# Task instructions:
Here are some records. Copy each one exactly.

[Material for this exercise start]

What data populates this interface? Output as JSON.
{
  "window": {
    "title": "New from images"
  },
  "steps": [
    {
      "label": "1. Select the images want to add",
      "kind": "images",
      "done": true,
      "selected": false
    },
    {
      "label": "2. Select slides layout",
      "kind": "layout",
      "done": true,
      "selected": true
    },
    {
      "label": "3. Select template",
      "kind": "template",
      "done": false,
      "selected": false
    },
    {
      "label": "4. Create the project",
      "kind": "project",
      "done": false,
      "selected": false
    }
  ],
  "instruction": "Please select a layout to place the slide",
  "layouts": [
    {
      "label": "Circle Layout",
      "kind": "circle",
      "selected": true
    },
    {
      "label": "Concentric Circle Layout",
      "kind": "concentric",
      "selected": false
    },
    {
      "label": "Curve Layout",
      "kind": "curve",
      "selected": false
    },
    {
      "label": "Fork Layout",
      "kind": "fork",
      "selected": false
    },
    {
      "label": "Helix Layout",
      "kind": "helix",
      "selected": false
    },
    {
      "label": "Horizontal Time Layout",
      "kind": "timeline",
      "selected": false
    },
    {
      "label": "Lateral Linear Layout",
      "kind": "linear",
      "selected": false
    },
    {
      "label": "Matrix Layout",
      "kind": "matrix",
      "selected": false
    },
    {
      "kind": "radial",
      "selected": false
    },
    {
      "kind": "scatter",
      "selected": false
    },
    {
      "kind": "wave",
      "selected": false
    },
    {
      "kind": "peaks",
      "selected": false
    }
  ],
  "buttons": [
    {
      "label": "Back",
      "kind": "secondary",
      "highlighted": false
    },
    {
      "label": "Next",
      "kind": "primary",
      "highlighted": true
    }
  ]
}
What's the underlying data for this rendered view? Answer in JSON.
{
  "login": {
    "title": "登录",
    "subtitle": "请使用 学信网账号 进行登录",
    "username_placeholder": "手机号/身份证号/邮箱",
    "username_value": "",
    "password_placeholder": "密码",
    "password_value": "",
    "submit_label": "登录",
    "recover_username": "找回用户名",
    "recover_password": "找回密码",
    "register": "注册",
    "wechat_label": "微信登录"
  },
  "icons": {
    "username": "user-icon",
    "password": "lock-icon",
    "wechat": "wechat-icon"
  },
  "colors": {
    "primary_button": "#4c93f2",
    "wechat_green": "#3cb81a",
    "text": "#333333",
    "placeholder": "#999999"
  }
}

[Material for this exercise end]

# Full solution:
What data populates this interface? Output as JSON.
{
  "window": {
    "title": "New from images"
  },
  "steps": [
    {
      "label": "1. Select the images want to add",
      "kind": "images",
      "done": true,
      "selected": false
    },
    {
      "label": "2. Select slides layout",
      "kind": "layout",
      "done": true,
      "selected": true
    },
    {
      "label": "3. Select template",
      "kind": "template",
      "done": false,
      "selected": false
    },
    {
      "label": "4. Create the project",
      "kind": "project",
      "done": false,
      "selected": false
    }
  ],
  "instruction": "Please select a layout to place the slide",
  "layouts": [
    {
      "label": "Circle Layout",
      "kind": "circle",
      "selected": true
    },
    {
      "label": "Concentric Circle Layout",
      "kind": "concentric",
      "selected": false
    },
    {
      "label": "Curve Layout",
      "kind": "curve",
      "selected": false
    },
    {
      "label": "Fork Layout",
      "kind": "fork",
      "selected": false
    },
    {
      "label": "Helix Layout",
      "kind": "helix",
      "selected": false
    },
    {
      "label": "Horizontal Time Layout",
      "kind": "timeline",
      "selected": false
    },
    {
      "label": "Lateral Linear Layout",
      "kind": "linear",
      "selected": false
    },
    {
      "label": "Matrix Layout",
      "kind": "matrix",
      "selected": false
    },
    {
      "kind": "radial",
      "selected": false
    },
    {
      "kind": "scatter",
      "selected": false
    },
    {
      "kind": "wave",
      "selected": false
    },
    {
      "kind": "peaks",
      "selected": false
    }
  ],
  "buttons": [
    {
      "label": "Back",
      "kind": "secondary",
      "highlighted": false
    },
    {
      "label": "Next",
      "kind": "primary",
      "highlighted": true
    }
  ]
}
What's the underlying data for this rendered view? Answer in JSON.
{
  "login": {
    "title": "登录",
    "subtitle": "请使用 学信网账号 进行登录",
    "username_placeholder": "手机号/身份证号/邮箱",
    "username_value": "",
    "password_placeholder": "密码",
    "password_value": "",
    "submit_label": "登录",
    "recover_username": "找回用户名",
    "recover_password": "找回密码",
    "register": "注册",
    "wechat_label": "微信登录"
  },
  "icons": {
    "username": "user-icon",
    "password": "lock-icon",
    "wechat": "wechat-icon"
  },
  "colors": {
    "primary_button": "#4c93f2",
    "wechat_green": "#3cb81a",
    "text": "#333333",
    "placeholder": "#999999"
  }
}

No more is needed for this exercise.